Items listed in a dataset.
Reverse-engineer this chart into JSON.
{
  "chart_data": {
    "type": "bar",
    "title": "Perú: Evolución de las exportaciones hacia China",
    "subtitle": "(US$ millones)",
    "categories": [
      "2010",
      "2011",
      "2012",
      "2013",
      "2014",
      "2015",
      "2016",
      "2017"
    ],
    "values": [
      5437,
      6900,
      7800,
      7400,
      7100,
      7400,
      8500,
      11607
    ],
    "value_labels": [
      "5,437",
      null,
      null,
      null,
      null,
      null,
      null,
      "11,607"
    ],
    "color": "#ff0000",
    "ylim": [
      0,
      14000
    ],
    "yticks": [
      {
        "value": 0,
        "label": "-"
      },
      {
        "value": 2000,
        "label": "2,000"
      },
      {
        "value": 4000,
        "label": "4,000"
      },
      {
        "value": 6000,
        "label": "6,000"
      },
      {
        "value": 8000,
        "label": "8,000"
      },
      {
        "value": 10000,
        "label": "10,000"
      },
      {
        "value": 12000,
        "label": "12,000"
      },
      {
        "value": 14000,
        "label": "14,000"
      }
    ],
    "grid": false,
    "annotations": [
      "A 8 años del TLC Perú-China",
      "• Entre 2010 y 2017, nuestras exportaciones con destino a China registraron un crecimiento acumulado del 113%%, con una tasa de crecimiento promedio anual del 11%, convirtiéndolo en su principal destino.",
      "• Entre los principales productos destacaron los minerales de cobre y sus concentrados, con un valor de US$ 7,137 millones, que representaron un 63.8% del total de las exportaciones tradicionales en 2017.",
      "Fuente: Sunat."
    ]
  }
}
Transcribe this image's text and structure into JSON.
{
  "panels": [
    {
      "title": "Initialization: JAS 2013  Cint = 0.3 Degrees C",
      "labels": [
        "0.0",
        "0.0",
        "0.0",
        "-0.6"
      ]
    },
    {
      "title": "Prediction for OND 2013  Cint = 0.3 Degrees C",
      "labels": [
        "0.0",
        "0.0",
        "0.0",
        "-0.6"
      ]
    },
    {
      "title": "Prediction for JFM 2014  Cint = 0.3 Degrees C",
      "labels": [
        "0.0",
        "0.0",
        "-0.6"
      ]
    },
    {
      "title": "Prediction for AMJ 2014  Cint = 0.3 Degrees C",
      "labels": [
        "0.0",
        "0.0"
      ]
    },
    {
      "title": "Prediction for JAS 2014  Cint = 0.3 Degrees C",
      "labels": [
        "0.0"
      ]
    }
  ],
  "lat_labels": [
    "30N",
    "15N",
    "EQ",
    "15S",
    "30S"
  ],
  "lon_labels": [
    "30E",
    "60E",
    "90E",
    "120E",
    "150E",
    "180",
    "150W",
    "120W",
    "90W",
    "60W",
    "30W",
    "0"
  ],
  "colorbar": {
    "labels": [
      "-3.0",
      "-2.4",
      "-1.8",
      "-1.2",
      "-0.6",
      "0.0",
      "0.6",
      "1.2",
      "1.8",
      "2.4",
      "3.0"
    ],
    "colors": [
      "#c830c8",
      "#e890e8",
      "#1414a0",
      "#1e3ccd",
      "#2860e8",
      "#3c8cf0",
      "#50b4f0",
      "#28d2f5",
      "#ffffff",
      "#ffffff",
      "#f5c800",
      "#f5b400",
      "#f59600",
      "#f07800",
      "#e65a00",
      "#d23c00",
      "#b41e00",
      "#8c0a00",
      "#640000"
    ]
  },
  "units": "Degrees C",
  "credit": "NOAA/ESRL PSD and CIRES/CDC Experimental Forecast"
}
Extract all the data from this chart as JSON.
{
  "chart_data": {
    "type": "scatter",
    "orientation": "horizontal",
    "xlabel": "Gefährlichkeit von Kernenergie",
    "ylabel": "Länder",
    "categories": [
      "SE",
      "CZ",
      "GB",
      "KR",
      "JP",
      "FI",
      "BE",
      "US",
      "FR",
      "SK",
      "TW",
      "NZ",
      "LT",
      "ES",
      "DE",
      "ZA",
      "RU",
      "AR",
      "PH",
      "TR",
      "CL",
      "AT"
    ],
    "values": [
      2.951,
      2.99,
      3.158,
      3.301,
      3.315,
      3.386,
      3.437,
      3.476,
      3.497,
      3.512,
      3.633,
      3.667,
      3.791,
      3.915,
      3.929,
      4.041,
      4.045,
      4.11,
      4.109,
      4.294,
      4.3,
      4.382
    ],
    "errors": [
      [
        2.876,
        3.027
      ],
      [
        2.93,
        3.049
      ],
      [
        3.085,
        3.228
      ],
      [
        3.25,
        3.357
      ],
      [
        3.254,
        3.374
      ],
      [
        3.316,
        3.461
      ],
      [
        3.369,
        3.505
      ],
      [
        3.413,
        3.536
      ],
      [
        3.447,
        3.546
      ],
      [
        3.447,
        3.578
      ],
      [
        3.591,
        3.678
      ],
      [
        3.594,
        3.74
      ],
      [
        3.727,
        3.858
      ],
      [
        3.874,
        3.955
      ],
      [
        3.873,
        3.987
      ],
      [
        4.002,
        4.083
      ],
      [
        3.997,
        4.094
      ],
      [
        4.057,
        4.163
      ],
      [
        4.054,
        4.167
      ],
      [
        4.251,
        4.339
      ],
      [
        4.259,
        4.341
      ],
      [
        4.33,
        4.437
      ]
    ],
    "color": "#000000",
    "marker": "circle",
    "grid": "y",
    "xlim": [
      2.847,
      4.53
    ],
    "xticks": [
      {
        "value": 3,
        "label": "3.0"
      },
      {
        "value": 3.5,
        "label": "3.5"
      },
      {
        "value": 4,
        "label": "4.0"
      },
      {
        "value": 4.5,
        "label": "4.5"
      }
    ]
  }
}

Written instruction.
Identify every line holding the word "into" and copy it out.

Worked solution.
Reverse-engineer this chart into JSON.
Transcribe this image's text and structure into JSON.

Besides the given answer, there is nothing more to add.